*** RECORDS SUPPLIED
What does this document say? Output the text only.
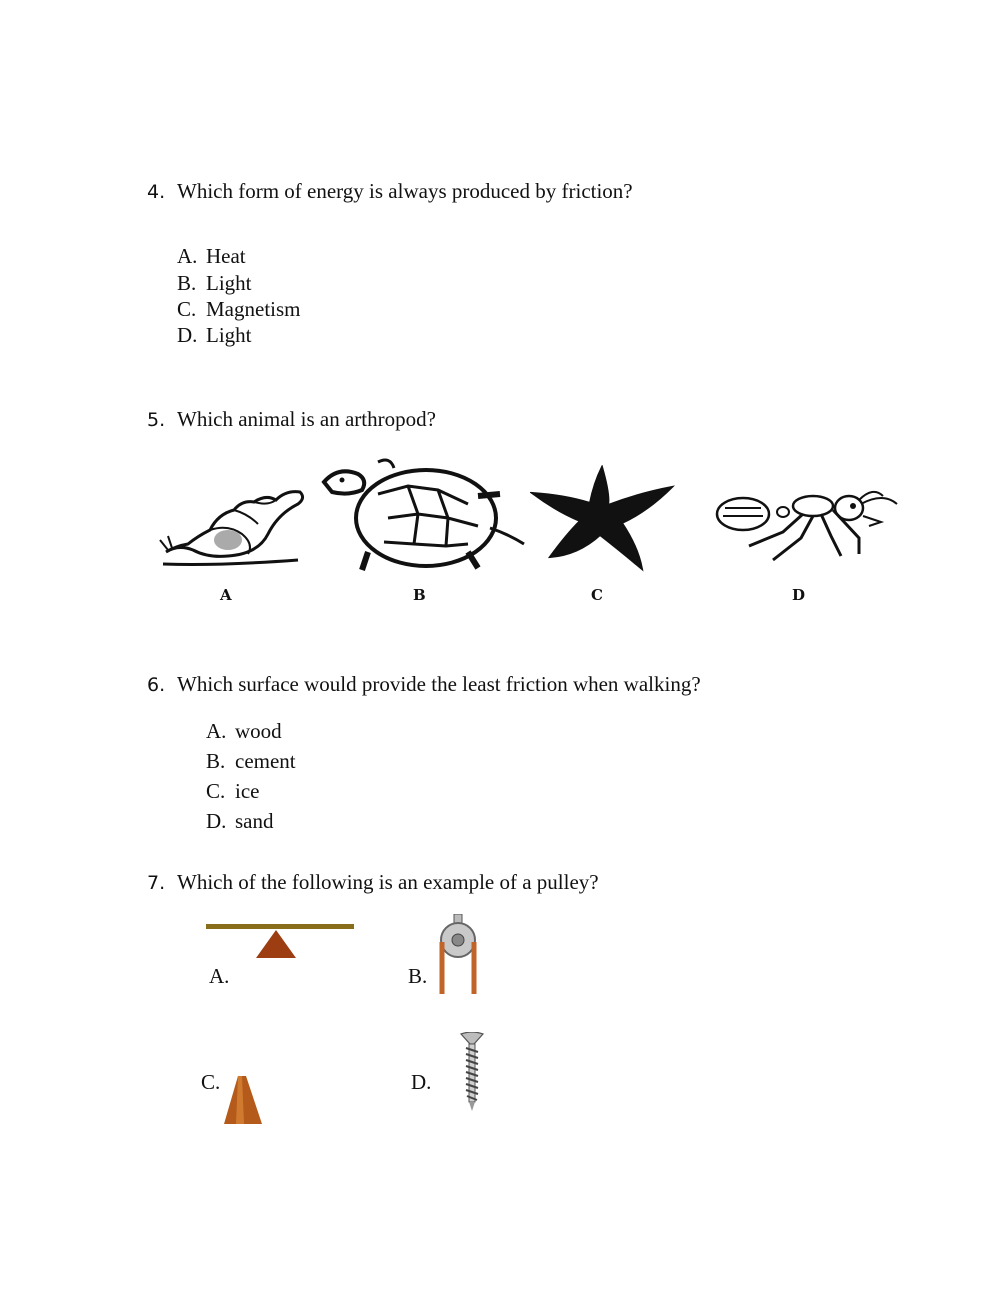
4. Which form of energy is always produced by friction?
A. Heat
B. Light
C. Magnetism
D. Light
5. Which animal is an arthropod?
A	B	C	D
6. Which surface would provide the least friction when walking?
A. wood
B. cement
C. ice
D. sand
7. Which of the following is an example of a pulley?
A.	B.
C.	D.
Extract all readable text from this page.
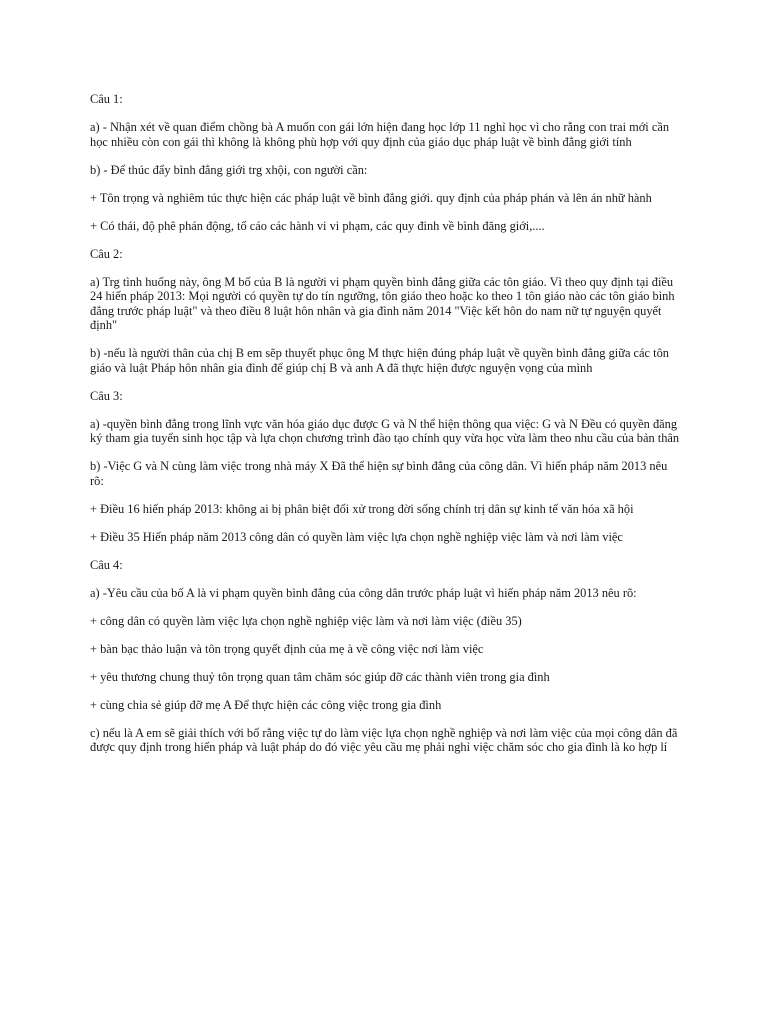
Câu 1:

a) - Nhận xét về quan điểm chồng bà A muốn con gái lớn hiện đang học lớp 11 nghỉ học vì cho rằng con trai mới cần học nhiều còn con gái thì không là không phù hợp với quy định của giáo dục pháp luật về bình đẳng giới tính

b) - Để thúc đẩy bình đẳng giới trg xhội, con người cần:

+ Tôn trọng và nghiêm túc thực hiện các pháp luật về bình đẳng giới. quy định của pháp phán và lên án nhữ hành

+ Có thái, độ phê phán động, tố cáo các hành vi vi phạm, các quy đinh về bình đăng giới,....

Câu 2:

a) Trg tình huống này, ông M bố của B là người vi phạm quyền bình đẳng giữa các tôn giáo. Vì theo quy định tại điều 24 hiến pháp 2013: Mọi người có quyền tự do tín ngưỡng, tôn giáo theo hoặc ko theo 1 tôn giáo nào các tôn giáo bình đẳng trước pháp luật" và theo điều 8 luật hôn nhân và gia đình năm 2014 "Việc kết hôn do nam nữ tự nguyện quyết định"

b) -nếu là người thân của chị B em sẽp thuyết phục ông M thực hiện đúng pháp luật về quyền bình đẳng giữa các tôn giáo và luật Pháp hôn nhân gia đình để giúp chị B và anh A đã thực hiện được nguyện vọng của mình

Câu 3:

a) -quyền bình đẳng trong lĩnh vực văn hóa giáo dục được G và N thể hiện thông qua việc: G và N Đều có quyền đăng ký tham gia tuyển sinh học tập và lựa chọn chương trình đào tạo chính quy vừa học vừa làm theo nhu cầu của bản thân

b) -Việc G và N cùng làm việc trong nhà máy X Đã thể hiện sự bình đẳng của công dân. Vì hiến pháp năm 2013 nêu rõ:

+ Điều 16 hiến pháp 2013: không ai bị phân biệt đối xử trong đời sống chính trị dân sự kinh tế văn hóa xã hội

+ Điều 35 Hiến pháp năm 2013 công dân có quyền làm việc lựa chọn nghề nghiệp việc làm và nơi làm việc

Câu 4:

a) -Yêu cầu của bố A là vi phạm quyền bình đẳng của công dân trước pháp luật vì hiến pháp năm 2013 nêu rõ:

+ công dân có quyền làm việc lựa chọn nghề nghiệp việc làm và nơi làm việc (điều 35)

+ bàn bạc thảo luận và tôn trọng quyết định của mẹ à về công việc nơi làm việc

+ yêu thương chung thuỷ tôn trọng quan tâm chăm sóc giúp đỡ các thành viên trong gia đình

+ cùng chia sẻ giúp đỡ mẹ A Để thực hiện các công việc trong gia đình

c) nếu là A em sẽ giải thích với bố rằng việc tự do làm việc lựa chọn nghề nghiệp và nơi làm việc của mọi công dân đã được quy định trong hiến pháp và luật pháp do đó việc yêu cầu mẹ phải nghỉ việc chăm sóc cho gia đình là ko hợp lí
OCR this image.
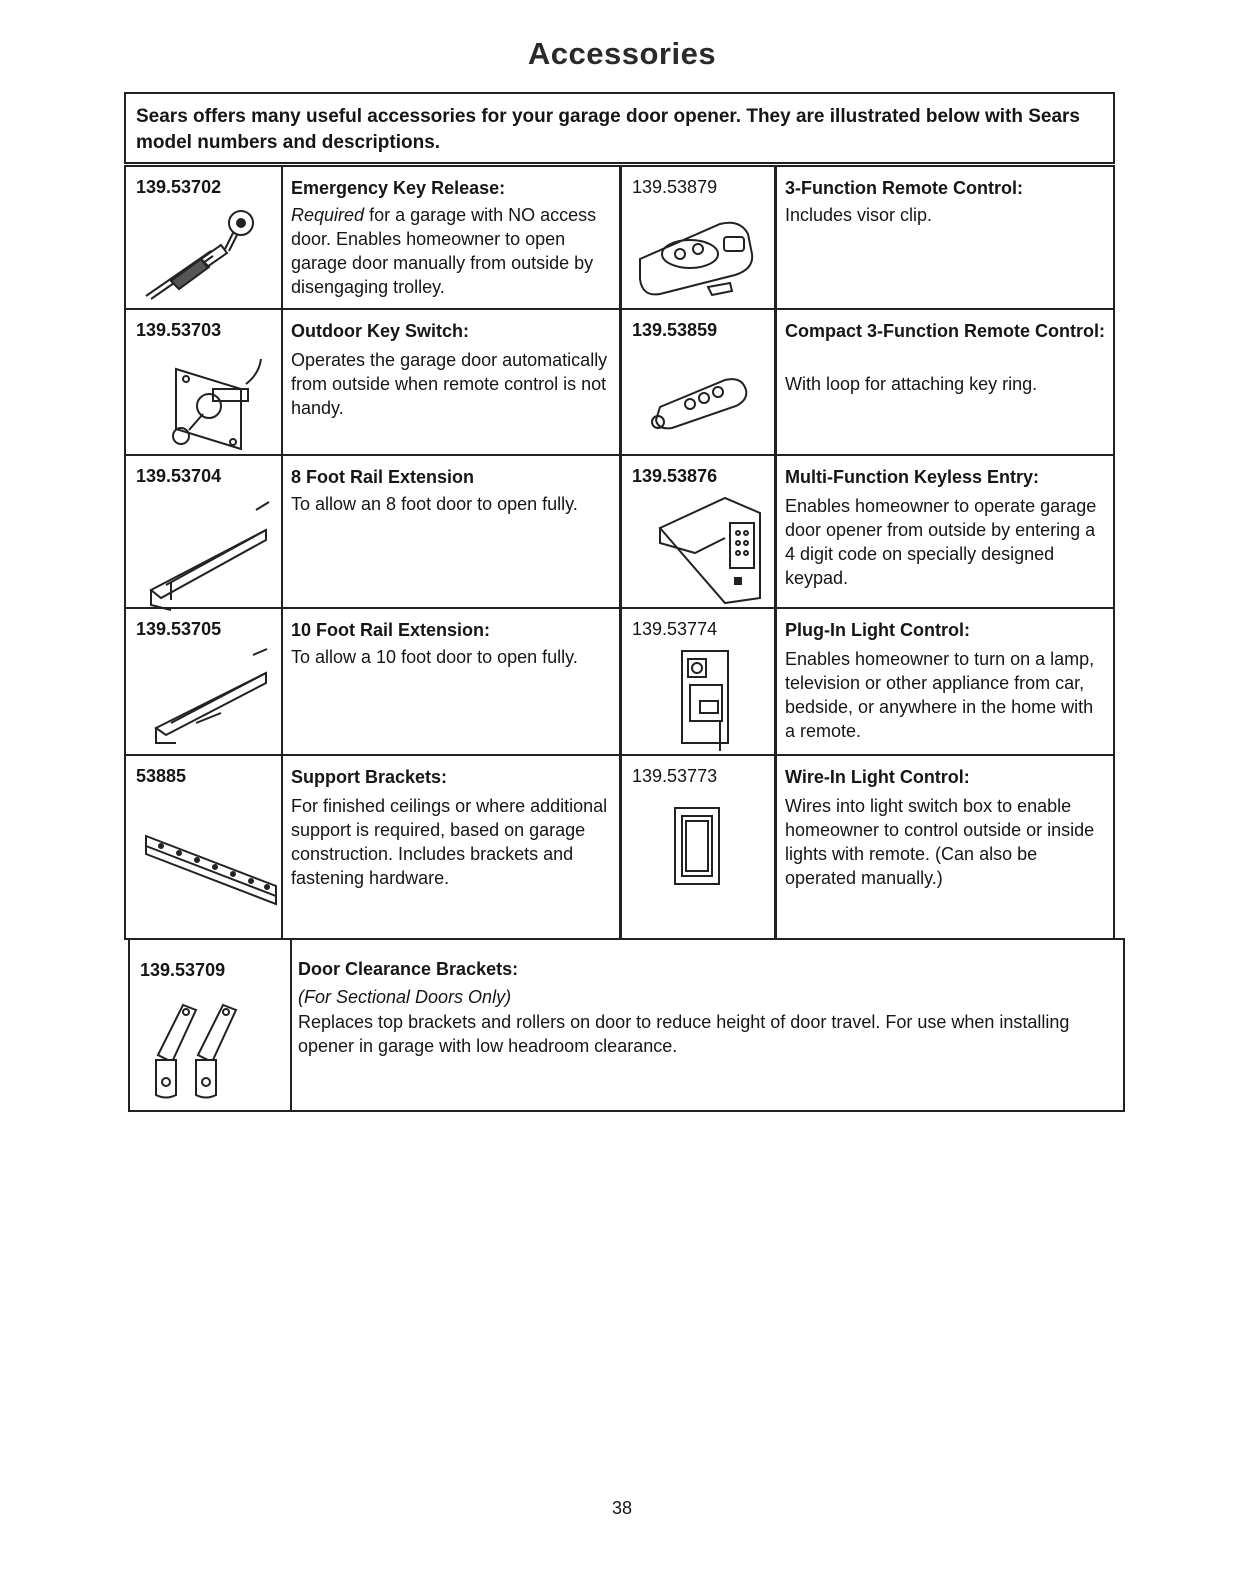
Accessories
Sears offers many useful accessories for your garage door opener. They are illustrated below with Sears model numbers and descriptions.
139.53702	Emergency Key Release:
Required for a garage with NO access door. Enables homeowner to open garage door manually from outside by disengaging trolley.
139.53879	3-Function Remote Control:
Includes visor clip.
139.53703	Outdoor Key Switch:
Operates the garage door automatically from outside when remote control is not handy.
139.53859	Compact 3-Function Remote Control:
With loop for attaching key ring.
139.53704	8 Foot Rail Extension
To allow an 8 foot door to open fully.
139.53876	Multi-Function Keyless Entry:
Enables homeowner to operate garage door opener from outside by entering a 4 digit code on specially designed keypad.
139.53705	10 Foot Rail Extension:
To allow a 10 foot door to open fully.
139.53774	Plug-In Light Control:
Enables homeowner to turn on a lamp, television or other appliance from car, bedside, or anywhere in the home with a remote.
53885	Support Brackets:
For finished ceilings or where additional support is required, based on garage construction. Includes brackets and fastening hardware.
139.53773	Wire-In Light Control:
Wires into light switch box to enable homeowner to control outside or inside lights with remote. (Can also be operated manually.)
139.53709	Door Clearance Brackets:
(For Sectional Doors Only)
Replaces top brackets and rollers on door to reduce height of door travel. For use when installing opener in garage with low headroom clearance.
38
******
WHAT TO WORK ON: From the entries above, copy out every line where the string "text" appears.

THE REPLY:
What does this document say? Output the text only.
Extract all readable text from this page.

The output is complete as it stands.